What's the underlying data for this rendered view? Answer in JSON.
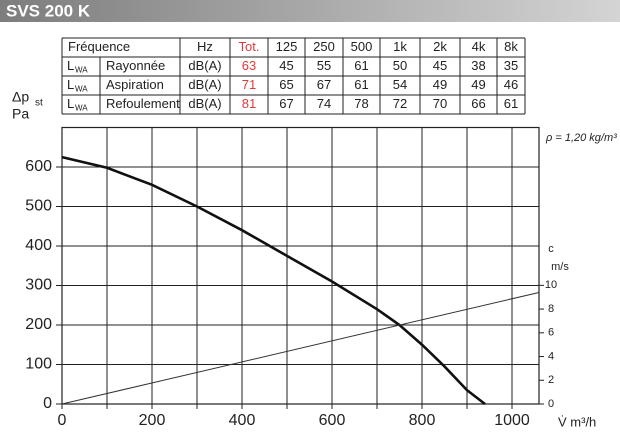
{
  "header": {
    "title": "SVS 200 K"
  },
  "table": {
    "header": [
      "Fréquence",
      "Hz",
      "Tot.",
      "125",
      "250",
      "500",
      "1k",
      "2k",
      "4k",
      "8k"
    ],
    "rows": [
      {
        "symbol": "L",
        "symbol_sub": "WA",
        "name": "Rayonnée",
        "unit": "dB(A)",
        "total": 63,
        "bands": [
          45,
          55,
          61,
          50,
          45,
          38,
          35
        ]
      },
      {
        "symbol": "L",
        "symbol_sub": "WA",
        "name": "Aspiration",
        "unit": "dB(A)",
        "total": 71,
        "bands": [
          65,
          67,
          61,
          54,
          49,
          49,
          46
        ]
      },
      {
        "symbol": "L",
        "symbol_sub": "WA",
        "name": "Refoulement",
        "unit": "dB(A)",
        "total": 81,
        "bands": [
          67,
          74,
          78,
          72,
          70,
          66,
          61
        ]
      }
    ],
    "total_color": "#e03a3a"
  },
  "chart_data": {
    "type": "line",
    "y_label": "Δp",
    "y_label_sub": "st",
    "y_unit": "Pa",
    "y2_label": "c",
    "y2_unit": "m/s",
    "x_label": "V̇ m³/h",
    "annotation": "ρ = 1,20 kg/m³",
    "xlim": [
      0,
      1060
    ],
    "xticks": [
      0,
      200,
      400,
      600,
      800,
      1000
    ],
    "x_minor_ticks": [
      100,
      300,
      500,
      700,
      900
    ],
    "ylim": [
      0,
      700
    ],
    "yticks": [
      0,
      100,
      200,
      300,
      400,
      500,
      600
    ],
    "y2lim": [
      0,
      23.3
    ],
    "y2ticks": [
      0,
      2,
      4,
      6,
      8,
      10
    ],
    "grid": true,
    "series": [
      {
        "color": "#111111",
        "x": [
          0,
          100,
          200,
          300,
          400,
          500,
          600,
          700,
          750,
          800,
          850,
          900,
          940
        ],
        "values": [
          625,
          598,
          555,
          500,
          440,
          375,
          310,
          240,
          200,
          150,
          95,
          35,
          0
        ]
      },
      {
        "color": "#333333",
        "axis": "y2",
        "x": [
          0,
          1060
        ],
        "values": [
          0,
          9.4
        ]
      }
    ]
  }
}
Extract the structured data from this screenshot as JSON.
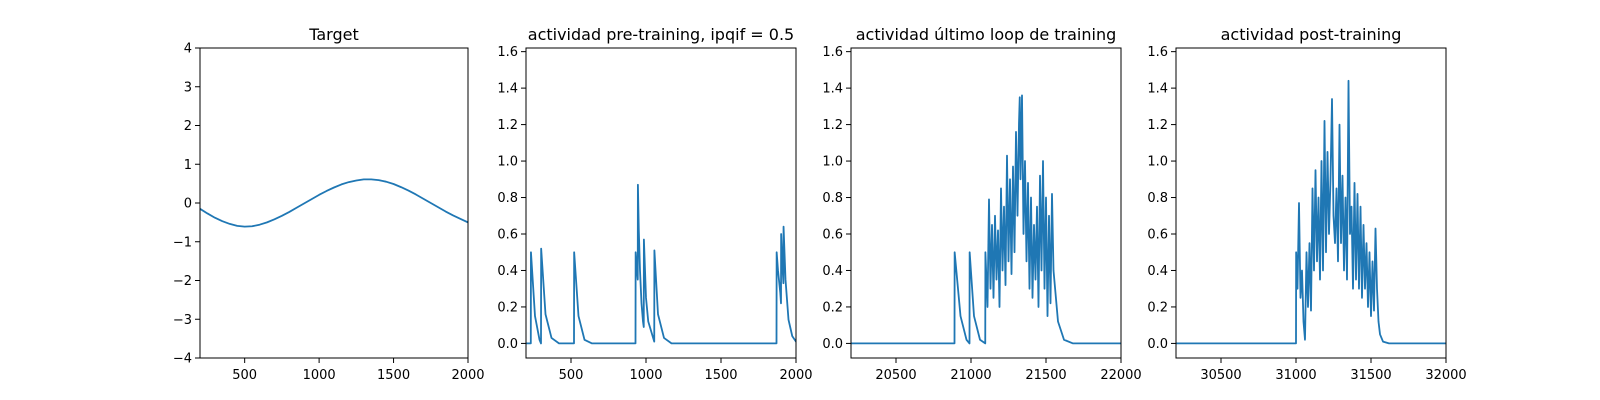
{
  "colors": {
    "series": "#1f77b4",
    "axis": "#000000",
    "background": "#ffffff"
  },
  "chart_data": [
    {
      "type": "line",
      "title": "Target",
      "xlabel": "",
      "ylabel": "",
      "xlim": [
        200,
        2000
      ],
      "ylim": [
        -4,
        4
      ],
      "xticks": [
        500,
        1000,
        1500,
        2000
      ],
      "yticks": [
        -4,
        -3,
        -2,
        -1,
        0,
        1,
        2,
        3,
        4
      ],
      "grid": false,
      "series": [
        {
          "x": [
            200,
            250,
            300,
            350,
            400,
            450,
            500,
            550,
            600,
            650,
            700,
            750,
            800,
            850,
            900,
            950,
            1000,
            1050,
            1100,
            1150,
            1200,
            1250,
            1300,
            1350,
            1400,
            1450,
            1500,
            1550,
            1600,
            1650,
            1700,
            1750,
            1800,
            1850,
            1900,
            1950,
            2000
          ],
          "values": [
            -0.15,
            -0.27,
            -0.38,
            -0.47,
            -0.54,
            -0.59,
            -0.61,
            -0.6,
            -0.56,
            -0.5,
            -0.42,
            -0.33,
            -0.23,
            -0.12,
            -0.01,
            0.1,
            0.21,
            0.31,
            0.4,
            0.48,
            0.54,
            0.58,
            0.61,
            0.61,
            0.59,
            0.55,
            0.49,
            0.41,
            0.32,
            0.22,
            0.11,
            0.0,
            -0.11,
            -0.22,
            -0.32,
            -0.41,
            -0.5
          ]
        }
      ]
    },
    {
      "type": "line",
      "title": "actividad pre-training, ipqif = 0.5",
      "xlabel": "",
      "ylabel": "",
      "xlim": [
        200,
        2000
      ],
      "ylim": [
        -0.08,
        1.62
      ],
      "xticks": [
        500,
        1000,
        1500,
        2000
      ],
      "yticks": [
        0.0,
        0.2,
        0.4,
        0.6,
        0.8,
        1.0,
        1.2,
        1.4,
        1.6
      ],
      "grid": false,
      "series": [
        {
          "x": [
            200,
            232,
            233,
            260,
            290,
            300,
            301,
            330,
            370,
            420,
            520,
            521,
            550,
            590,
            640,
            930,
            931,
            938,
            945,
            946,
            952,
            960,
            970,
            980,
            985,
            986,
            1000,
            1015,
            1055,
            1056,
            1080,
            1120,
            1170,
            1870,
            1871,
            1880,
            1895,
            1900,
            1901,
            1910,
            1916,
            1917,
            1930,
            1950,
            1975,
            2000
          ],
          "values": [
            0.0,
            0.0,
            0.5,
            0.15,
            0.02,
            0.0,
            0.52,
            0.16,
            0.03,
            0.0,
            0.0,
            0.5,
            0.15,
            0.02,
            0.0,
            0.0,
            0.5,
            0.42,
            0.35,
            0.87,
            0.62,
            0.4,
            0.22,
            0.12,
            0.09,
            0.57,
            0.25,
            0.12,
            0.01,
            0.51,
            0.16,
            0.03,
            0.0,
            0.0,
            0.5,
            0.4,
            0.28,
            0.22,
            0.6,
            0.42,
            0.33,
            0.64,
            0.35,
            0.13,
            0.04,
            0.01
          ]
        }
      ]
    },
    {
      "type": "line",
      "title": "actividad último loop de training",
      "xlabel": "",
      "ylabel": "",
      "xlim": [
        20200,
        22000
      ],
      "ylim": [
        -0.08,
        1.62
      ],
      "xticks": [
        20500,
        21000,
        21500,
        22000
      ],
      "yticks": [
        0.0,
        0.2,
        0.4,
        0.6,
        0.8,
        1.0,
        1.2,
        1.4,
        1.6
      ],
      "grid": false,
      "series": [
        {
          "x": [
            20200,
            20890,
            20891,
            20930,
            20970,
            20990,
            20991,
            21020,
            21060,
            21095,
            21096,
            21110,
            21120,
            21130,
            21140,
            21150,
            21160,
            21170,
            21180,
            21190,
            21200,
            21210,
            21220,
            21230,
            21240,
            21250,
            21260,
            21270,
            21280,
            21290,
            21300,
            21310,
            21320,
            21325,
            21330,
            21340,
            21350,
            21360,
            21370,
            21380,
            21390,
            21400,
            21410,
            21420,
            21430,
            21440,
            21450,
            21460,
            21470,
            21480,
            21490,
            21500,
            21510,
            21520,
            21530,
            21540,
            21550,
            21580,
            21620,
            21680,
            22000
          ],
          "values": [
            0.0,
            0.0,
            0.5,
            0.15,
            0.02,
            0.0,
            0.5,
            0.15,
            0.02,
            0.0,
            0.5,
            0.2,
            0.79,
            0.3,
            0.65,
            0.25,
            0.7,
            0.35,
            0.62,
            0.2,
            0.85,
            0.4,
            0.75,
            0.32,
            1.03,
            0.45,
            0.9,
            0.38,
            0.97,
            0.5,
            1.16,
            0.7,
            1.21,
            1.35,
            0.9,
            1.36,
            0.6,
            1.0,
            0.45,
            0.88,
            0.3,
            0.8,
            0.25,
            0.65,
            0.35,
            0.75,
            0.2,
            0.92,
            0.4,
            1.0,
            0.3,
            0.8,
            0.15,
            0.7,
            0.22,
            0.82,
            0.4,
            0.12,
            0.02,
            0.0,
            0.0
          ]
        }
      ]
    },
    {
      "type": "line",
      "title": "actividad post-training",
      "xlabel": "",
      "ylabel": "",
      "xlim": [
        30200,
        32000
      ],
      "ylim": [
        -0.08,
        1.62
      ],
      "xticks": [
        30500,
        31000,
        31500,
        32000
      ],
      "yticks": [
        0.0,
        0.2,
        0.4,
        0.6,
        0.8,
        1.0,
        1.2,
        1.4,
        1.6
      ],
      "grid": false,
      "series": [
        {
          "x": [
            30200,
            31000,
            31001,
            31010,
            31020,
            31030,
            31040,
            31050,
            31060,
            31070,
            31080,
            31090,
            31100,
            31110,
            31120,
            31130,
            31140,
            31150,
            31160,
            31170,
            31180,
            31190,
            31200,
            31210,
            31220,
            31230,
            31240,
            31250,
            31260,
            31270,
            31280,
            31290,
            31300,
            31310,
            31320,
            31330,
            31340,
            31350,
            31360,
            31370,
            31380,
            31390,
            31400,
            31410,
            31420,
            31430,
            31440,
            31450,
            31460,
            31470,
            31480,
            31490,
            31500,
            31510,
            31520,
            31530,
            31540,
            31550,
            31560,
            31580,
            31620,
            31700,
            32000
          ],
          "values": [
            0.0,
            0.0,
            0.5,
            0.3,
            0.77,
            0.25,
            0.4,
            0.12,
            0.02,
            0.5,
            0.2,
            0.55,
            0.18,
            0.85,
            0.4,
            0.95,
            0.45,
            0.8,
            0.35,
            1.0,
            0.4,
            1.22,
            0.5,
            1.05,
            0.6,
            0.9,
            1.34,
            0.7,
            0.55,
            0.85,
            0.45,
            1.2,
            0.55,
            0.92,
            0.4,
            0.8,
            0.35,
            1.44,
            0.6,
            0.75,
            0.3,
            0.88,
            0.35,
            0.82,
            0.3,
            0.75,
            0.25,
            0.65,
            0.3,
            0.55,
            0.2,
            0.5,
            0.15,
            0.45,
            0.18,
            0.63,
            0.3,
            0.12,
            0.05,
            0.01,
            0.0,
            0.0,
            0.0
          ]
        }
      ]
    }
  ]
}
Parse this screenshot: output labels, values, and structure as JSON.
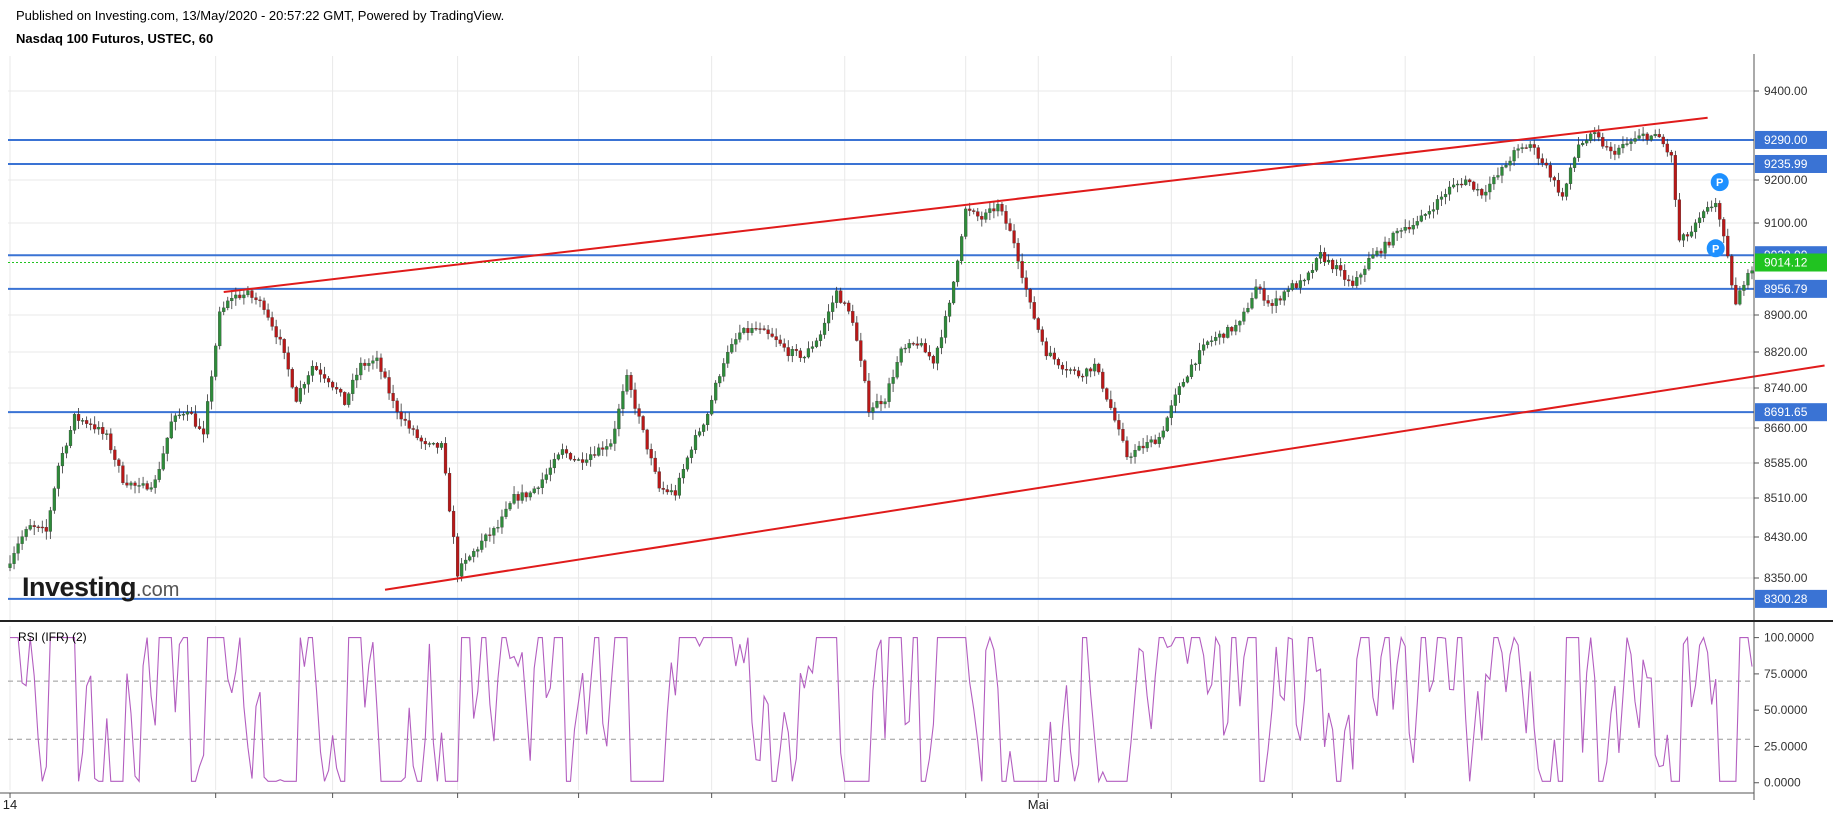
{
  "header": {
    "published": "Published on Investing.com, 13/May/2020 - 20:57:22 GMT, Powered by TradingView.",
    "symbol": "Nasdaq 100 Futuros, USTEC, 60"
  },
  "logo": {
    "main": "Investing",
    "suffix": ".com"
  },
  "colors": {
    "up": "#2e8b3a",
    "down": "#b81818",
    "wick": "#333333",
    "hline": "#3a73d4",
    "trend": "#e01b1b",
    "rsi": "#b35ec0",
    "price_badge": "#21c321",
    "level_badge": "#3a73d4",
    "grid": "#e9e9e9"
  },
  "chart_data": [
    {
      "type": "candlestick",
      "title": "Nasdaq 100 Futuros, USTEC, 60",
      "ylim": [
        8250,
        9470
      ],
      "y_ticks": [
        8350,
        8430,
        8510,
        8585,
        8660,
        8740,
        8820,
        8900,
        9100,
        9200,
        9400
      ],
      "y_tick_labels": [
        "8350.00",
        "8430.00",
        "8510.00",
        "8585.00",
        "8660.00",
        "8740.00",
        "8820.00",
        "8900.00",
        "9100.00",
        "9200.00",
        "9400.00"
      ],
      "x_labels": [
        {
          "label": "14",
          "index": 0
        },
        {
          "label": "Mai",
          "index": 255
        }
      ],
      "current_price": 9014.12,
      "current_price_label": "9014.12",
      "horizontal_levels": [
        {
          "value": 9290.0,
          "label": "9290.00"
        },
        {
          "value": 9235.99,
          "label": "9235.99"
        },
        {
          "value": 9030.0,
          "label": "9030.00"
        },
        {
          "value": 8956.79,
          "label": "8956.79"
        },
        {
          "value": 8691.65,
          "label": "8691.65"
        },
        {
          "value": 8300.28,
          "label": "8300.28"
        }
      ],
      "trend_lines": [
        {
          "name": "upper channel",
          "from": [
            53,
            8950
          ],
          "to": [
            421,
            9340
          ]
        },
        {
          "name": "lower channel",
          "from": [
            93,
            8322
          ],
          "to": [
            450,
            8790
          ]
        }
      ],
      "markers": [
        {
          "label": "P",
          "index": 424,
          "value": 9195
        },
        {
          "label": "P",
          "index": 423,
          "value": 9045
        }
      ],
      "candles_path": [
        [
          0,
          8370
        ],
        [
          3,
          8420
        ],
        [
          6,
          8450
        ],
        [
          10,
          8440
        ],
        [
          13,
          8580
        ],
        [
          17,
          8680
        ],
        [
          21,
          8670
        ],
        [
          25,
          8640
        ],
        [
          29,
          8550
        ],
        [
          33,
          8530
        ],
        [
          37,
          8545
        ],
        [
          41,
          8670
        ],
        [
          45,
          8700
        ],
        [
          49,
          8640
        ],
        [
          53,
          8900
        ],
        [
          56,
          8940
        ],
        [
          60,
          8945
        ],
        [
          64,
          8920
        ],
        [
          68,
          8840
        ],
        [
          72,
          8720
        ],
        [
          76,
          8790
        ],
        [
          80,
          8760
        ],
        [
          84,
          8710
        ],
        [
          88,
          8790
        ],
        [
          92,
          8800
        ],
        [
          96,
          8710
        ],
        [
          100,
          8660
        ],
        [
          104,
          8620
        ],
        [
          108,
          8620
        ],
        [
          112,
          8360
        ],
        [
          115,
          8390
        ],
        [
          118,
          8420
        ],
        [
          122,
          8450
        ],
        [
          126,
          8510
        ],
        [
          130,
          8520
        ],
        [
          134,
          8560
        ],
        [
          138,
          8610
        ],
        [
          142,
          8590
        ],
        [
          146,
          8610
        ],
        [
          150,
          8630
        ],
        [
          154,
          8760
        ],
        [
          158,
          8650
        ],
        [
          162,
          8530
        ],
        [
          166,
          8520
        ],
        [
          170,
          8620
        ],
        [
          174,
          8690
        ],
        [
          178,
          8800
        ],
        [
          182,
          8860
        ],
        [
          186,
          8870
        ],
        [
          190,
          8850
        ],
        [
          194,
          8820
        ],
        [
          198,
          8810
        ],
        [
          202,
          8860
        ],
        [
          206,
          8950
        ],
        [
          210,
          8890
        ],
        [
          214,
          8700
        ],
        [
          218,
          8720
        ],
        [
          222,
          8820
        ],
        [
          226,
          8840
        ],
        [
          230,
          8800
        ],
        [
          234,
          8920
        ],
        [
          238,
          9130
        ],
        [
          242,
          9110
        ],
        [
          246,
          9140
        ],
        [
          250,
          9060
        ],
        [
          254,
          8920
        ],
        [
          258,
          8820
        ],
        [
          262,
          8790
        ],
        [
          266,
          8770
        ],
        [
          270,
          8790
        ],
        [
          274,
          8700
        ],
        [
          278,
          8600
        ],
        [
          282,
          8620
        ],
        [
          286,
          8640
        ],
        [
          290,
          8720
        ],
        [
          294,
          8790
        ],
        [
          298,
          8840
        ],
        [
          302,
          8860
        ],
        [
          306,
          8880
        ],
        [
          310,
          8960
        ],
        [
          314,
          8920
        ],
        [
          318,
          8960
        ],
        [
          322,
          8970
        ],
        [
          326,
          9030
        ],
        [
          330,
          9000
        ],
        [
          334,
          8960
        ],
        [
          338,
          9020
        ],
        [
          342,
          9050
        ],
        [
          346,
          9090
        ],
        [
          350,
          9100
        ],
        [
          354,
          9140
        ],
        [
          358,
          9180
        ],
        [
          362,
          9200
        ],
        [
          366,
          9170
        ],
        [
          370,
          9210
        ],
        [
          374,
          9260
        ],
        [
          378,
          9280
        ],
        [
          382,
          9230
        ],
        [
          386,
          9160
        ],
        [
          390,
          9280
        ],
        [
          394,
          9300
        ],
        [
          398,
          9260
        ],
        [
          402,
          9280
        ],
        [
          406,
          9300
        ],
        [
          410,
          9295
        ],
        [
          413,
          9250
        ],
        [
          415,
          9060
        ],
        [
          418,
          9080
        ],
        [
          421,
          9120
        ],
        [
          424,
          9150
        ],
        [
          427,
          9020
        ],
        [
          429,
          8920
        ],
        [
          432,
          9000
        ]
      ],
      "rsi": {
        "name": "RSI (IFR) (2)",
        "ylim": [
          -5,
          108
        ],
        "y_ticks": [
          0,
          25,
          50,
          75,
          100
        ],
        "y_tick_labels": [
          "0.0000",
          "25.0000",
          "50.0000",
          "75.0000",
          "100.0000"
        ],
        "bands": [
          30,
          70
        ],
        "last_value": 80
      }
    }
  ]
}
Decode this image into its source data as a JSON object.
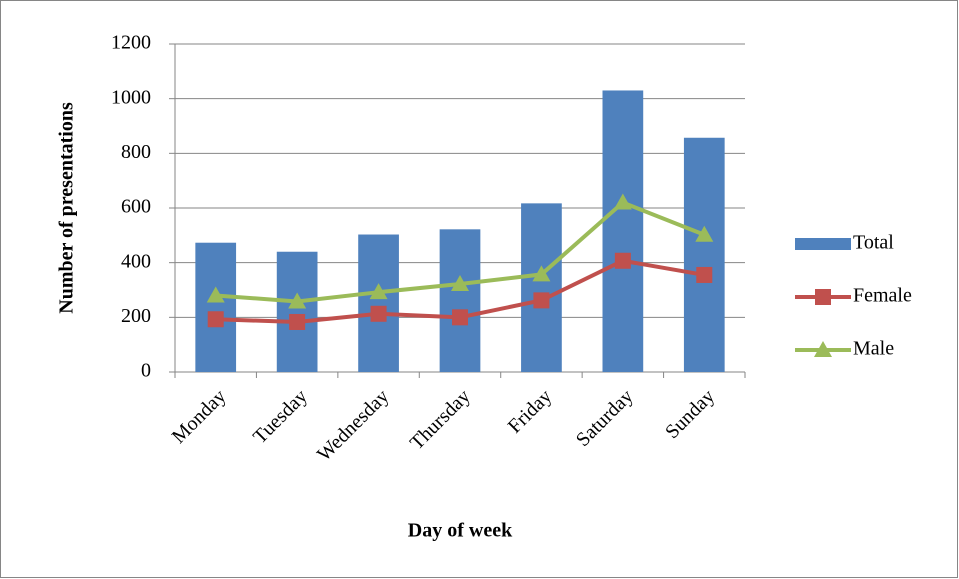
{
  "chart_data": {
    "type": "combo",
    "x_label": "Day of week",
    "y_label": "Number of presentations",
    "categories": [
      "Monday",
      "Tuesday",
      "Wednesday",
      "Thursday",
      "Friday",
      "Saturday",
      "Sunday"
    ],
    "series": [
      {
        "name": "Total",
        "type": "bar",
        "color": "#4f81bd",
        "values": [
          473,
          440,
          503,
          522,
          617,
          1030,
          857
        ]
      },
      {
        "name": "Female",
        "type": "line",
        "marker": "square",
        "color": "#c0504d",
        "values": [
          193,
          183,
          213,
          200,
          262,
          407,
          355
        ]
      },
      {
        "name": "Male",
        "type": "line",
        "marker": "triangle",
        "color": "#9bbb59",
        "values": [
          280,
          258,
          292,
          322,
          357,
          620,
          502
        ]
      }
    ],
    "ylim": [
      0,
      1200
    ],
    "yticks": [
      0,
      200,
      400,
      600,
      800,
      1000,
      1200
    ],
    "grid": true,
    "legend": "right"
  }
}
....
Written request: Return every line of the preceding records in which the word "Futuros" appears.

Expected answer:
    "symbol": "Nasdaq 100 Futuros, USTEC, 60"
      "title": "Nasdaq 100 Futuros, USTEC, 60",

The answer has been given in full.